### Short task
Give back a single number, the count of lines containing the word "type".

____

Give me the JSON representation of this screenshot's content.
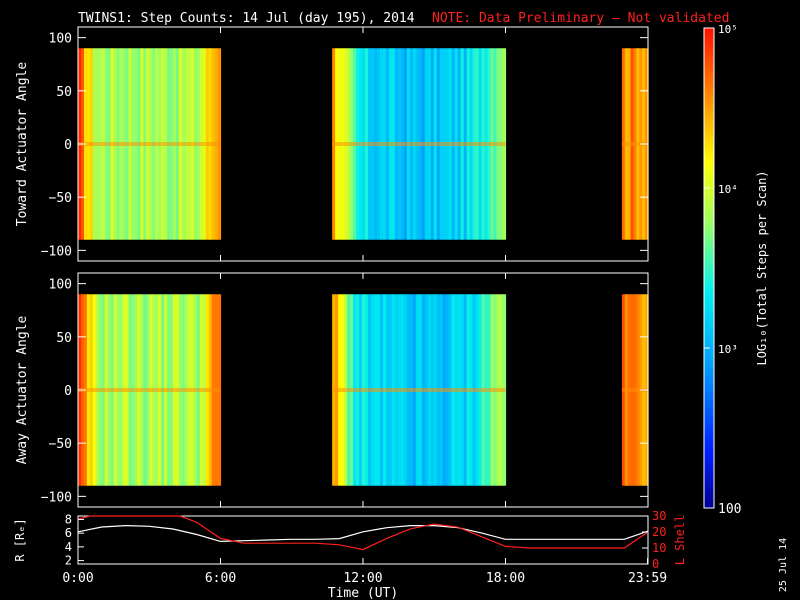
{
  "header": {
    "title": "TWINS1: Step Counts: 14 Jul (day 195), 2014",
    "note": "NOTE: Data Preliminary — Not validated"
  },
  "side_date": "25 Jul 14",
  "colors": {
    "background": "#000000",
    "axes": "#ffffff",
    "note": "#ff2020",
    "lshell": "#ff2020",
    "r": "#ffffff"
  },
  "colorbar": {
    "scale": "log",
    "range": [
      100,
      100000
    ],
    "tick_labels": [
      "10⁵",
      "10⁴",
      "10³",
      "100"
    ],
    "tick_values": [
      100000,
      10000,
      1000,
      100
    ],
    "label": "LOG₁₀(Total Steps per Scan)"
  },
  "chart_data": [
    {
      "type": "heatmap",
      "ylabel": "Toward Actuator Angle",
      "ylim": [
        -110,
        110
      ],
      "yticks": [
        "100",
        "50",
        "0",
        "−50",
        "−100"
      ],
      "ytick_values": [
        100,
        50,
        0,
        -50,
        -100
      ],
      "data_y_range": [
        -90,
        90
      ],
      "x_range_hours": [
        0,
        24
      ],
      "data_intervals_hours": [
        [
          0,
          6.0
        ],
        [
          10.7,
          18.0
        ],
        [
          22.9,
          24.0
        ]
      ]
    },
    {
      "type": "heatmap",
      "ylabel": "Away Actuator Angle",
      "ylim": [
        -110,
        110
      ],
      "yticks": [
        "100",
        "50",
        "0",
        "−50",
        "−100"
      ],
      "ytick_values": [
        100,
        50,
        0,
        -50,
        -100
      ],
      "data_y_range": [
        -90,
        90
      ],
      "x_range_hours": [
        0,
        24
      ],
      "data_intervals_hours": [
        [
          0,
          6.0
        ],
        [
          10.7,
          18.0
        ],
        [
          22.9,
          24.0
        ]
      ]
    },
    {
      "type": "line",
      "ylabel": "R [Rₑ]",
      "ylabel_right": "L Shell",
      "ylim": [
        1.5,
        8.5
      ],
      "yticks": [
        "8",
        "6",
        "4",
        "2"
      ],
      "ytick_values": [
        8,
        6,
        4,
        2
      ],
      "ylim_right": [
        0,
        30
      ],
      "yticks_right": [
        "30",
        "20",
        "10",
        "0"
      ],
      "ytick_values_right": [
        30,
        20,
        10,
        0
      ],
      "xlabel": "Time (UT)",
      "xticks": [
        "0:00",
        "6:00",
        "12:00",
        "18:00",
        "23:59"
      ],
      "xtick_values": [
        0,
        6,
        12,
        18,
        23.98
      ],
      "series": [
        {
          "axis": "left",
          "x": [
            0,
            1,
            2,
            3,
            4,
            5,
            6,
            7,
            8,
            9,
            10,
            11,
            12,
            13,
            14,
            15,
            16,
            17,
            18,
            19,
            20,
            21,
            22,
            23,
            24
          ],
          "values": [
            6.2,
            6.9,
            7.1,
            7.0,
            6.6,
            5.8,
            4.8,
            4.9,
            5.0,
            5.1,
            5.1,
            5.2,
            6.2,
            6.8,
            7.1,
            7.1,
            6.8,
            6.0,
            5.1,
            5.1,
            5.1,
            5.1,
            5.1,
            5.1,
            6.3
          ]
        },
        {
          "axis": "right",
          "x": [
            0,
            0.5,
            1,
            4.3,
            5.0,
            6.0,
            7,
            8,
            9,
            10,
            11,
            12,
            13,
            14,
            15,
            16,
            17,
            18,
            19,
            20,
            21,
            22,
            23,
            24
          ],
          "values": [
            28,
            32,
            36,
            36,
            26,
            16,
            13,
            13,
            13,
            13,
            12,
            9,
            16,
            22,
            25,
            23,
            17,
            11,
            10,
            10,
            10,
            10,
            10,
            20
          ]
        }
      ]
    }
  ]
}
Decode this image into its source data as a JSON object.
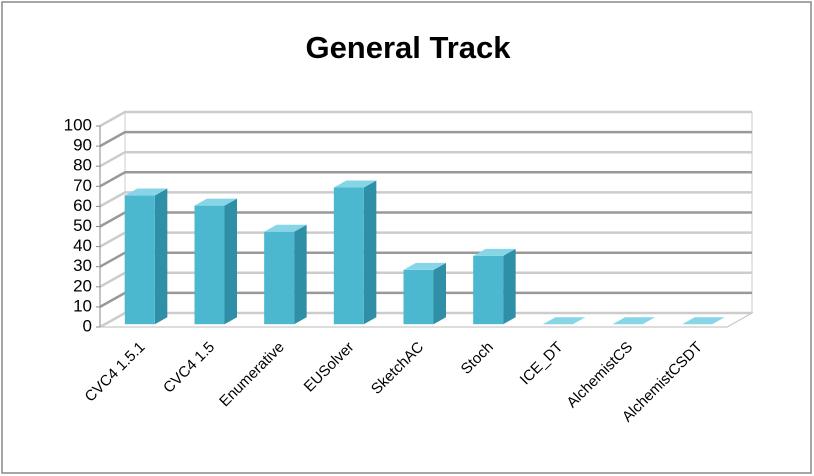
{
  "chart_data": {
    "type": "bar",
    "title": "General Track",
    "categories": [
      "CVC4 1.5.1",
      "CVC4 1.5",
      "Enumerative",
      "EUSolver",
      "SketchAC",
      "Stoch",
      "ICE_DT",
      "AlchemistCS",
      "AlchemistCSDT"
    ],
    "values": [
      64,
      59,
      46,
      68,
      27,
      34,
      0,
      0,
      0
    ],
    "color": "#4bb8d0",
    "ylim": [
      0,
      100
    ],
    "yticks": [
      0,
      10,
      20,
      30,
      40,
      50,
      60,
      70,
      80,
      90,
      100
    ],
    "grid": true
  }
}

____

### Task output
4